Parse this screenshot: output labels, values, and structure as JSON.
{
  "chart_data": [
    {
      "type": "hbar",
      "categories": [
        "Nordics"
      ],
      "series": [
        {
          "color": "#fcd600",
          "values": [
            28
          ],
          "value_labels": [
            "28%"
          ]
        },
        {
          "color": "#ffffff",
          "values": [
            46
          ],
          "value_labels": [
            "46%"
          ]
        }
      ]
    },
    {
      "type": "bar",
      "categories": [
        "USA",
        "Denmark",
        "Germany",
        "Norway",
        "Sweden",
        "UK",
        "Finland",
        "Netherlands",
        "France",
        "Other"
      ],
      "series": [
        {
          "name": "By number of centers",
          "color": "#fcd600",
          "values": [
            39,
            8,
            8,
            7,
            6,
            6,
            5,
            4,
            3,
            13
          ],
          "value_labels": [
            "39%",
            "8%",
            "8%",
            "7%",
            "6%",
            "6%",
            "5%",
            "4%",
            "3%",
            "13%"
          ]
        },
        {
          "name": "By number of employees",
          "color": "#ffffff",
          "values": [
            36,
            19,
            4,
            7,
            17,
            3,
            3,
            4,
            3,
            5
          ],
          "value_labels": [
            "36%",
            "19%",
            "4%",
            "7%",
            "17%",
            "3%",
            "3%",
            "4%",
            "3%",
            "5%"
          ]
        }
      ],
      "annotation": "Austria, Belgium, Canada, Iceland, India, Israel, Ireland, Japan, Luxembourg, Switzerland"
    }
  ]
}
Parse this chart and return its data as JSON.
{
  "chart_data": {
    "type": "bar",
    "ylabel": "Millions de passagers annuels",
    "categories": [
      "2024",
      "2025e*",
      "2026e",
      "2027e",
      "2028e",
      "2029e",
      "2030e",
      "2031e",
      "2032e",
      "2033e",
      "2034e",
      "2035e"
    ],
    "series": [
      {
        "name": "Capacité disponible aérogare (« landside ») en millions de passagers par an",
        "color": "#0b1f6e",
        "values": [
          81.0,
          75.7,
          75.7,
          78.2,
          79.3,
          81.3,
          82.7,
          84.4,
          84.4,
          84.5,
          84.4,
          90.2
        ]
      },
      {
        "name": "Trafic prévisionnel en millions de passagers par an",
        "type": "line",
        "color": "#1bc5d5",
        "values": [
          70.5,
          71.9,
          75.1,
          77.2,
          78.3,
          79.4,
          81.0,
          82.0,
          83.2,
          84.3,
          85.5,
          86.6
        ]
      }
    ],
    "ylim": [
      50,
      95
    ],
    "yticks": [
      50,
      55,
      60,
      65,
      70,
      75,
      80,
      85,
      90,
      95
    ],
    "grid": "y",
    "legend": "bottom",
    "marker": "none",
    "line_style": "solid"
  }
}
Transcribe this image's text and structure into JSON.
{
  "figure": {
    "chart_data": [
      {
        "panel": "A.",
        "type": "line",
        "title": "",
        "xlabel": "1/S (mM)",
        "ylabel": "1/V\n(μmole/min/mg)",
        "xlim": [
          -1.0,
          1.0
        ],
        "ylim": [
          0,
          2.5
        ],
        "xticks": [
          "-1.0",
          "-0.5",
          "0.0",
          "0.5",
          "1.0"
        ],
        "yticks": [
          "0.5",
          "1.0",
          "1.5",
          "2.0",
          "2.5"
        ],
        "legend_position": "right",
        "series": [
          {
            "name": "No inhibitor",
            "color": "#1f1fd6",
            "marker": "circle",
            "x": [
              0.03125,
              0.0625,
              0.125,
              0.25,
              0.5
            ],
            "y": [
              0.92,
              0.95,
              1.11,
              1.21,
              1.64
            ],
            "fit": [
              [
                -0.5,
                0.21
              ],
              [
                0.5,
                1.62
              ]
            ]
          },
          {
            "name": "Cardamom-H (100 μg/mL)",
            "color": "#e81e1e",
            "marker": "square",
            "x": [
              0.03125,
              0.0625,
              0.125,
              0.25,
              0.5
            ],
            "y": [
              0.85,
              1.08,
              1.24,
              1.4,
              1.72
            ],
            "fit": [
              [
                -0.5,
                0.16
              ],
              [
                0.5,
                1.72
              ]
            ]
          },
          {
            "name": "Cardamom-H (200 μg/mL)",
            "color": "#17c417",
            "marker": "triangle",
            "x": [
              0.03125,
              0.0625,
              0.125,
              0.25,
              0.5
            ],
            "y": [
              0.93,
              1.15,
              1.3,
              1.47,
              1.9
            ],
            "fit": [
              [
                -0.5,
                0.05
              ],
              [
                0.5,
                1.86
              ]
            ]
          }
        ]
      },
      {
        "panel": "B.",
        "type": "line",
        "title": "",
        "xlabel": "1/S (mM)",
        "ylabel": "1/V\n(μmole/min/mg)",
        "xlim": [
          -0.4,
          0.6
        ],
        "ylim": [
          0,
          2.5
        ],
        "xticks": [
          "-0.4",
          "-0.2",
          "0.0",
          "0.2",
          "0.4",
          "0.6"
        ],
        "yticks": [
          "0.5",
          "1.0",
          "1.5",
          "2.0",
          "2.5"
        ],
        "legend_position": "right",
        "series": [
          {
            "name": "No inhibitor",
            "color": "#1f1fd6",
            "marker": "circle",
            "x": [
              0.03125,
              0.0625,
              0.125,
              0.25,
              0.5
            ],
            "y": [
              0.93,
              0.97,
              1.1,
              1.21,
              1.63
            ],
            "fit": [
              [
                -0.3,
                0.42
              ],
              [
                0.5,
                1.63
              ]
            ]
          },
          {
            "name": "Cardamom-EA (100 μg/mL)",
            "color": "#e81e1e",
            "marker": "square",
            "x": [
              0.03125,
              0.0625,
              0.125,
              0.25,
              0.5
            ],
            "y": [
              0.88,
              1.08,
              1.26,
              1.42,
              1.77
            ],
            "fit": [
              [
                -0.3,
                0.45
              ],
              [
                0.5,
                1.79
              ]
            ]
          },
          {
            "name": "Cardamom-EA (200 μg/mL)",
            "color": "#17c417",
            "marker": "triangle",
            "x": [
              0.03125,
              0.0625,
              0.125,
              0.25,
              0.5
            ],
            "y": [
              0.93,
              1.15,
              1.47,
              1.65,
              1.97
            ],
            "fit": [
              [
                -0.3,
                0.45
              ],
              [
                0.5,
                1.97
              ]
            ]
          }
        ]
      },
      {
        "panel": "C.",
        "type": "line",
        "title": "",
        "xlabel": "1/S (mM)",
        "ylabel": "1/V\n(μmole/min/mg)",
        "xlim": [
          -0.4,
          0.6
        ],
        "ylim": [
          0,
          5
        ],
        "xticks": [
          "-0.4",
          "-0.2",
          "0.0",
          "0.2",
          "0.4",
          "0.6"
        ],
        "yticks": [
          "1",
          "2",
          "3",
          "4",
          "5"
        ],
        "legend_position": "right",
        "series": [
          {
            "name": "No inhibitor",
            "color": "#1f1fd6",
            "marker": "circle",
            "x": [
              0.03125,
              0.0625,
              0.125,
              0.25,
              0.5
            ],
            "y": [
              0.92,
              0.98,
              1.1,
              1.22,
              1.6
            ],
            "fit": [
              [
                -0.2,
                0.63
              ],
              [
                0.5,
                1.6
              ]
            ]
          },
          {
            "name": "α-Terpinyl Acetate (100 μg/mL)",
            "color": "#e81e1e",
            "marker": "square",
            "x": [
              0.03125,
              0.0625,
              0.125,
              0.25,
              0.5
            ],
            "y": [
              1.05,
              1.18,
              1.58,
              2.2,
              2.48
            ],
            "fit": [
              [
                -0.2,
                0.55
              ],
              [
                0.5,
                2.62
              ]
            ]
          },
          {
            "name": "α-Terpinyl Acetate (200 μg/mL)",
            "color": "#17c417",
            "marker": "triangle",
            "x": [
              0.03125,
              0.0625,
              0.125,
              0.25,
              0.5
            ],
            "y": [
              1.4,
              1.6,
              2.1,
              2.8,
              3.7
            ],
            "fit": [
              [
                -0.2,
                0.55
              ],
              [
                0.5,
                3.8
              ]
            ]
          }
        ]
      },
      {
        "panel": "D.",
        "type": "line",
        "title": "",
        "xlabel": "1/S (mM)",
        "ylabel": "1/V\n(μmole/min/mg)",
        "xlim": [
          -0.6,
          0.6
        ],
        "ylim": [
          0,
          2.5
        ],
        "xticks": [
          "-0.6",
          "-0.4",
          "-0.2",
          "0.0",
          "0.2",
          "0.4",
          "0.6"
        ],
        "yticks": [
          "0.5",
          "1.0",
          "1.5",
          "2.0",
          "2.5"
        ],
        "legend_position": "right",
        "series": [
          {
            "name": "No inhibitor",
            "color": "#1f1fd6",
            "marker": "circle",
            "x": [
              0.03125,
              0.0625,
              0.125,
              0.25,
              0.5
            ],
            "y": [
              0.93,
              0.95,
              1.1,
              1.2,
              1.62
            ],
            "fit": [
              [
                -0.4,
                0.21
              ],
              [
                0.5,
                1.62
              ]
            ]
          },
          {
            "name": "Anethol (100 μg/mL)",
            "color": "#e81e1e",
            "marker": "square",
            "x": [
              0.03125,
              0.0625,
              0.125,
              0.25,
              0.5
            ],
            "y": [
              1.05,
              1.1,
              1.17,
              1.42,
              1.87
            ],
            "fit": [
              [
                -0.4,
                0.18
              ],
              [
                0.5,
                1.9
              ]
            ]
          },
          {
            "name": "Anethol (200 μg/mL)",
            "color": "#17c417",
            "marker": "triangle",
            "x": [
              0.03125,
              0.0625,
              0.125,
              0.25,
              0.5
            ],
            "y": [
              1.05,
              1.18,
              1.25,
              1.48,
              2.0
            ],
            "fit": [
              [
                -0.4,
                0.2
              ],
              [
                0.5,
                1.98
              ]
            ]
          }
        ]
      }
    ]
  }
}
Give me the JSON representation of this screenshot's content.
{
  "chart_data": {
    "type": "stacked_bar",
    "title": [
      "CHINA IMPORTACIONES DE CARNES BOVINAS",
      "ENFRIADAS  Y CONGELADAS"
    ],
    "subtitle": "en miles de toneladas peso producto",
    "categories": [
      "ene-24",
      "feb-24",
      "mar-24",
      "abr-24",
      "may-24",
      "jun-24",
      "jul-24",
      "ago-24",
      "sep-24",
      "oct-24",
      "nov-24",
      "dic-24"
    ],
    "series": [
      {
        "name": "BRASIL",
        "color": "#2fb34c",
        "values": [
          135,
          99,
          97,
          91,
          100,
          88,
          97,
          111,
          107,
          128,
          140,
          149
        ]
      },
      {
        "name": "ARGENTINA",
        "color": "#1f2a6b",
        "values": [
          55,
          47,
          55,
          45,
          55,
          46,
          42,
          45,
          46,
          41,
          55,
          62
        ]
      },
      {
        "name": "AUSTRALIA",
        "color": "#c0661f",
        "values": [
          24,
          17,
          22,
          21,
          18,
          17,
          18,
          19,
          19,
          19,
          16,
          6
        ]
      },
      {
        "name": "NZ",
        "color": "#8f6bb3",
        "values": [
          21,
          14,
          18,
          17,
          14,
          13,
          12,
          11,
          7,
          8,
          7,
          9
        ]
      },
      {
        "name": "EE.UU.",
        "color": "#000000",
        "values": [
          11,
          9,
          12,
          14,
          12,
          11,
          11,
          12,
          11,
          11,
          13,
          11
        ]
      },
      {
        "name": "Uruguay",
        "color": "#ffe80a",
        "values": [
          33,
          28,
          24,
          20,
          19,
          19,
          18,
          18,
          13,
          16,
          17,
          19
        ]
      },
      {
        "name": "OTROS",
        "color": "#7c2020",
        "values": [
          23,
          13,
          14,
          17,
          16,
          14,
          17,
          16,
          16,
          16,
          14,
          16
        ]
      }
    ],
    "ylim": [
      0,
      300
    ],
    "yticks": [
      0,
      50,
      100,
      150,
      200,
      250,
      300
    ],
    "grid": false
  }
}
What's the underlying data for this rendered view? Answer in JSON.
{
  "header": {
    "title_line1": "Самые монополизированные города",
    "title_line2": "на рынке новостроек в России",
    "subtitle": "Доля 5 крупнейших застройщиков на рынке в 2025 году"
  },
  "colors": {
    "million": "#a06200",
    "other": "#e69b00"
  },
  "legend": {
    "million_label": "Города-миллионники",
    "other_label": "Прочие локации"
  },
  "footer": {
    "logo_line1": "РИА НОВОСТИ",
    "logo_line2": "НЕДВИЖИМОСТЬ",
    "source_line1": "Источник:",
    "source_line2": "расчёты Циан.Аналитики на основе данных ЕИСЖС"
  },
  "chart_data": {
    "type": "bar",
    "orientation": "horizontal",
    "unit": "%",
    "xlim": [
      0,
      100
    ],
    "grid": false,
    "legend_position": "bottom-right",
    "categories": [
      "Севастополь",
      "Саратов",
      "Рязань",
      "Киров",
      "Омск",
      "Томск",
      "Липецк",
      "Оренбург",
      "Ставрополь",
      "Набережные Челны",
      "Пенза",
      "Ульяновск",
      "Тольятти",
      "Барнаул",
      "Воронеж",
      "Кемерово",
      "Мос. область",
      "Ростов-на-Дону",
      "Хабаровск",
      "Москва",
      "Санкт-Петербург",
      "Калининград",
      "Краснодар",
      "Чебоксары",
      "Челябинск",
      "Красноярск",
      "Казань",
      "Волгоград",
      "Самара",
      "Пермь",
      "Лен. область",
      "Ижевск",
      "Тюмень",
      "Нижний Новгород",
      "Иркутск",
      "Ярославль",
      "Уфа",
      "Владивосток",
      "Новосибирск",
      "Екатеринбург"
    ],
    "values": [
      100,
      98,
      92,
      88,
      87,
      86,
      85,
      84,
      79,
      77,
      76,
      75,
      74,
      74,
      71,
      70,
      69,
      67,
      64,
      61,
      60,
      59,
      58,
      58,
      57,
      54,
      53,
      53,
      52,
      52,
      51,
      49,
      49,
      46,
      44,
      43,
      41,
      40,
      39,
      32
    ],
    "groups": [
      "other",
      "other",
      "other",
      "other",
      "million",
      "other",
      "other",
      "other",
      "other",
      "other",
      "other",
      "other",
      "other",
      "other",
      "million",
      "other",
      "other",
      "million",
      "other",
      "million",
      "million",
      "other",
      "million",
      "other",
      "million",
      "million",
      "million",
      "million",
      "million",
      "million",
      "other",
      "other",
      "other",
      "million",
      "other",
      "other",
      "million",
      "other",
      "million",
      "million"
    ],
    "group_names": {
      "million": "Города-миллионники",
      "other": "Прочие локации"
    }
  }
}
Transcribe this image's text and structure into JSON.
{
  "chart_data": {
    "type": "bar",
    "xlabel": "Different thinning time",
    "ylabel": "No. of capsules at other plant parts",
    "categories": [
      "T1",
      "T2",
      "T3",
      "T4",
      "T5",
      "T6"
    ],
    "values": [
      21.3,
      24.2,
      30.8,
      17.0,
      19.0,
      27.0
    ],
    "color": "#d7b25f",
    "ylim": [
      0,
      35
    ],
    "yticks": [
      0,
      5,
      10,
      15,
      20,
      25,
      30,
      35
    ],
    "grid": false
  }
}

☆ ☆ ☆ ☆

→ What needs to be done:
The word "this" appears in how many lines of the records? Give the number only.

→ Written answer:
6